## Work request
Return nothing except the lines from the one that contains "Patent image size: (841, 990)." through the end of the material below, each exactly as given.
= Beginning of Section =
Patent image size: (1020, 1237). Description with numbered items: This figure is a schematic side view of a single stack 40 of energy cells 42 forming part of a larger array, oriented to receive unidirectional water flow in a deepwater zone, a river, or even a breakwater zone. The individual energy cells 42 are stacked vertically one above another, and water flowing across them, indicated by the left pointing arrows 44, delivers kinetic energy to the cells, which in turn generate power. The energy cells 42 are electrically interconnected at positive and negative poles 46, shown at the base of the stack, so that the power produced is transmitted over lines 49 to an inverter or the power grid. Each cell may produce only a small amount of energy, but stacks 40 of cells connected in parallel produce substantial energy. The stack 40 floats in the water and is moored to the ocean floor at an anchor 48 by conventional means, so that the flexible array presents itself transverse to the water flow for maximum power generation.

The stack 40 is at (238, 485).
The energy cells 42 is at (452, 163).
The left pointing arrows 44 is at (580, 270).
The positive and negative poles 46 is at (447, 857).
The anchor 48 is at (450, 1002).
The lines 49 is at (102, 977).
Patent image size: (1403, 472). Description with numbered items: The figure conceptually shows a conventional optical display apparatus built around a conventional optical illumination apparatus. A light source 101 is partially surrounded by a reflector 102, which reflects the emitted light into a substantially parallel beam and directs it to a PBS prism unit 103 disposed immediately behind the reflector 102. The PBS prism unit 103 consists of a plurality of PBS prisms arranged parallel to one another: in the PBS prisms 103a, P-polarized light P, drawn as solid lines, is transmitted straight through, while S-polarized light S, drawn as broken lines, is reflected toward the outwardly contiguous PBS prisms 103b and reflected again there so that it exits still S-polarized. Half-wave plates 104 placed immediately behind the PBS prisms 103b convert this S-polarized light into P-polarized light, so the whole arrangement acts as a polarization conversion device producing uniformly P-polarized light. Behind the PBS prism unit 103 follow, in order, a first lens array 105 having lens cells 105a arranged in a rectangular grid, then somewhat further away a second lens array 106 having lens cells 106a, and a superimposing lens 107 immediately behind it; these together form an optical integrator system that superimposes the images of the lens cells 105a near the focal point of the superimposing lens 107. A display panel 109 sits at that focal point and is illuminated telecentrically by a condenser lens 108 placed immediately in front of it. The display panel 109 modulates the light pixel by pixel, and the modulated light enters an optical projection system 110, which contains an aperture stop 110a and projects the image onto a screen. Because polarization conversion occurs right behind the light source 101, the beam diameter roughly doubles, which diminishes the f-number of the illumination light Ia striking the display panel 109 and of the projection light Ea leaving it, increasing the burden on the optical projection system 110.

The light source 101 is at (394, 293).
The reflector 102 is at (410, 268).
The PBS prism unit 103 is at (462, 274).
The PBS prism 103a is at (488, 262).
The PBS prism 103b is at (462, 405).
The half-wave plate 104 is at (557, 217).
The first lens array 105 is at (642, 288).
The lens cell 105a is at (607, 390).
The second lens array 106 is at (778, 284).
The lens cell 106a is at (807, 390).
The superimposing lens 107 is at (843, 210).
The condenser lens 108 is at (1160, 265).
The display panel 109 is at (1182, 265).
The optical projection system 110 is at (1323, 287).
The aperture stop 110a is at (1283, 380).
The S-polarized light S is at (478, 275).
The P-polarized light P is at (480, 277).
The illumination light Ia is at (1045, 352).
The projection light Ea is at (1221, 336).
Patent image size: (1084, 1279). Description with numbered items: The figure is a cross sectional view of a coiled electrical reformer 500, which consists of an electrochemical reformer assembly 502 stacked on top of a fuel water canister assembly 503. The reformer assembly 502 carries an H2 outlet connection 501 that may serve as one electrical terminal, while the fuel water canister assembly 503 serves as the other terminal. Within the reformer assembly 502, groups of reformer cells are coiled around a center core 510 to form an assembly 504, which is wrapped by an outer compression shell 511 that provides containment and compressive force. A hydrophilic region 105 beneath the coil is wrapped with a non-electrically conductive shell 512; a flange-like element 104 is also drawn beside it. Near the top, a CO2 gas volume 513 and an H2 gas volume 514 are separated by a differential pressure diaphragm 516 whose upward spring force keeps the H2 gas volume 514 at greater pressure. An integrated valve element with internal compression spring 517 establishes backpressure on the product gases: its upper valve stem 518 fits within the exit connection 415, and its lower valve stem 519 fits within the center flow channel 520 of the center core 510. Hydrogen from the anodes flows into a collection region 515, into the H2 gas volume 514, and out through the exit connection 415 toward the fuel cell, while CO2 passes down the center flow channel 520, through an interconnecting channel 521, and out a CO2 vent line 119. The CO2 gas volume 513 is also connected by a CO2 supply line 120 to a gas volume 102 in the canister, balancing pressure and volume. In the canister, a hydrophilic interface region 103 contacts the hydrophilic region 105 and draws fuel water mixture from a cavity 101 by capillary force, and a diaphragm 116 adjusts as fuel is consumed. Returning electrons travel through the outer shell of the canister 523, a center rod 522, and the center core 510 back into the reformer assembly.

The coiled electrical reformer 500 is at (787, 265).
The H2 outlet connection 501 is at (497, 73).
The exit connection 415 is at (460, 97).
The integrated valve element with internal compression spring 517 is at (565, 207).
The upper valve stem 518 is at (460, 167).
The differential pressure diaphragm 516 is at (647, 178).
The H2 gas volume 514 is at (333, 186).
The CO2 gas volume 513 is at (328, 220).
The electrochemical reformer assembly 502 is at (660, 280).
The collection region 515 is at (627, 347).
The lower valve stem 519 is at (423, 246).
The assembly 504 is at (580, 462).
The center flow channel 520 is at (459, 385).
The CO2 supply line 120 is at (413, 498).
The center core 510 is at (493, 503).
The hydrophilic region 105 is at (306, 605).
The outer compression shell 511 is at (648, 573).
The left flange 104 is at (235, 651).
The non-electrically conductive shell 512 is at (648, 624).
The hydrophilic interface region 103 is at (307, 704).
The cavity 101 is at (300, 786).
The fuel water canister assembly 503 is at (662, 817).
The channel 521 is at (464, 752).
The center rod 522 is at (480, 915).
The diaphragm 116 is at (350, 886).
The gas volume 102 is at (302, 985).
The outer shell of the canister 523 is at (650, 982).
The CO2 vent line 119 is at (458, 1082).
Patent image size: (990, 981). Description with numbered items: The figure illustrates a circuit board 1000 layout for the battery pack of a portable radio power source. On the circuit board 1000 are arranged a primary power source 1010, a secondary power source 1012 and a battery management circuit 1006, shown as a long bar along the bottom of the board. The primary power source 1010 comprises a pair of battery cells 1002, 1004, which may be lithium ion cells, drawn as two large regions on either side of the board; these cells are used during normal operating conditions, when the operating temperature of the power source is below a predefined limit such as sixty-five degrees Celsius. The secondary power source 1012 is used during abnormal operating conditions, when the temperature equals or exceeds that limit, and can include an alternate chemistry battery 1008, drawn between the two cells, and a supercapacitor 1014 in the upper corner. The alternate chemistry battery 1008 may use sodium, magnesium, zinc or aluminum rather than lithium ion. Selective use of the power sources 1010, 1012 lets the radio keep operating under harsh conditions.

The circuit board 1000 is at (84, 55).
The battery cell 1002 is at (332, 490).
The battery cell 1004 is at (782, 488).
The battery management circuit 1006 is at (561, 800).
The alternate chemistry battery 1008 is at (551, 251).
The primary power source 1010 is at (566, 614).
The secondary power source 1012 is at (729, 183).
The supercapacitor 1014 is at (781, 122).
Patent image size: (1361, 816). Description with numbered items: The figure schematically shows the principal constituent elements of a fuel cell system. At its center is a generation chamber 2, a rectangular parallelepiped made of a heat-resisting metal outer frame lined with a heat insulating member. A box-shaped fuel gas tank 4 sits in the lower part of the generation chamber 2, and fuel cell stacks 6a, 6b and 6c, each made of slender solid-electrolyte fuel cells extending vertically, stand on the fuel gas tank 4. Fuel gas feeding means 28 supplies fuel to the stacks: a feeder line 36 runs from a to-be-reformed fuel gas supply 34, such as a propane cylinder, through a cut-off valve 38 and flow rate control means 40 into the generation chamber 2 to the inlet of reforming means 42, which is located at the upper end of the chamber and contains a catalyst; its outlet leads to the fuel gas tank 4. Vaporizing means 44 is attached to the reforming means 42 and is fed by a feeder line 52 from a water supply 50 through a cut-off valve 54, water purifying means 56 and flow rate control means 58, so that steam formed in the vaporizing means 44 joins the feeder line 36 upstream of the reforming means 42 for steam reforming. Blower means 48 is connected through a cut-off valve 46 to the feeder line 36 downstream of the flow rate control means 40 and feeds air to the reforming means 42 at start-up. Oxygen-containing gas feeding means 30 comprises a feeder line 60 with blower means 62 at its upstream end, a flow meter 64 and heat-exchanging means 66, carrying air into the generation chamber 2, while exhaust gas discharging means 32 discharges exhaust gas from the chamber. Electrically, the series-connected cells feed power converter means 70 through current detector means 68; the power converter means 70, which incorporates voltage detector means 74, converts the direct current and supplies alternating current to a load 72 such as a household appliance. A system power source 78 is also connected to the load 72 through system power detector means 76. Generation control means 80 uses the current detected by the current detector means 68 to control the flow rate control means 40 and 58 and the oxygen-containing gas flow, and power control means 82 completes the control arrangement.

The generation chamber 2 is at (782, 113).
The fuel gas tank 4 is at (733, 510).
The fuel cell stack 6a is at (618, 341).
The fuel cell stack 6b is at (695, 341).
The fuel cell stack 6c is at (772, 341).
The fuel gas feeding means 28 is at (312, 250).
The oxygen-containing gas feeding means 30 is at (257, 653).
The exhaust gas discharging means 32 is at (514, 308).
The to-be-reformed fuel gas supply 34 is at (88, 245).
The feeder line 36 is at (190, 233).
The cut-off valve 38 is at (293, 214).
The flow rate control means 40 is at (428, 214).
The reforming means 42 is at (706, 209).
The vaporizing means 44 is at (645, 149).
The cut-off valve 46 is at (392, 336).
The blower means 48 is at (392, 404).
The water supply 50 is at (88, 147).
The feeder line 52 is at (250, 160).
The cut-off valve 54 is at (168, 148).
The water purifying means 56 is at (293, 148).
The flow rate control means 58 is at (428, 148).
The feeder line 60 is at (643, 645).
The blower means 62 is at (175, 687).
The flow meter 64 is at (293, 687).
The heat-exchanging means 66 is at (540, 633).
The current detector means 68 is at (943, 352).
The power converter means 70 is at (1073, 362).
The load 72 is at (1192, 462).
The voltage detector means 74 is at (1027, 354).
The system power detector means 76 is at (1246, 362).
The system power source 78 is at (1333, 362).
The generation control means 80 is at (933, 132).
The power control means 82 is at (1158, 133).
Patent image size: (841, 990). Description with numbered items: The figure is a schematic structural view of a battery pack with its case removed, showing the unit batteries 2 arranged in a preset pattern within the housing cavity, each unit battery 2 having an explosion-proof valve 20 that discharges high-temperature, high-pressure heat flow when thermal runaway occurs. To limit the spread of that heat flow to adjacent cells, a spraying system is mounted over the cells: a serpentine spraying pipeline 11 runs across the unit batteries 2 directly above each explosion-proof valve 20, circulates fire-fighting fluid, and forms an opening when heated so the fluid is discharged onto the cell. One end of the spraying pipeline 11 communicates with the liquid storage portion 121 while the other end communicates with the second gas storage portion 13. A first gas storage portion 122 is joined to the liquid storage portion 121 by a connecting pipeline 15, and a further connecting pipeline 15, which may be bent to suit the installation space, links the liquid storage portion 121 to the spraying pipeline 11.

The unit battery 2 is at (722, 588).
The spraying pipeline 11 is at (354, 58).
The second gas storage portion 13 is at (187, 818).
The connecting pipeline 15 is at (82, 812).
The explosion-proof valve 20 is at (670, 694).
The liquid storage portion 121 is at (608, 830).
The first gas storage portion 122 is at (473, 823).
= End of Section =
## Result for this task
Patent image size: (841, 990). Description with numbered items: The figure is a schematic structural view of a battery pack with its case removed, showing the unit batteries 2 arranged in a preset pattern within the housing cavity, each unit battery 2 having an explosion-proof valve 20 that discharges high-temperature, high-pressure heat flow when thermal runaway occurs. To limit the spread of that heat flow to adjacent cells, a spraying system is mounted over the cells: a serpentine spraying pipeline 11 runs across the unit batteries 2 directly above each explosion-proof valve 20, circulates fire-fighting fluid, and forms an opening when heated so the fluid is discharged onto the cell. One end of the spraying pipeline 11 communicates with the liquid storage portion 121 while the other end communicates with the second gas storage portion 13. A first gas storage portion 122 is joined to the liquid storage portion 121 by a connecting pipeline 15, and a further connecting pipeline 15, which may be bent to suit the installation space, links the liquid storage portion 121 to the spraying pipeline 11.

The unit battery 2 is at (722, 588).
The spraying pipeline 11 is at (354, 58).
The second gas storage portion 13 is at (187, 818).
The connecting pipeline 15 is at (82, 812).
The explosion-proof valve 20 is at (670, 694).
The liquid storage portion 121 is at (608, 830).
The first gas storage portion 122 is at (473, 823).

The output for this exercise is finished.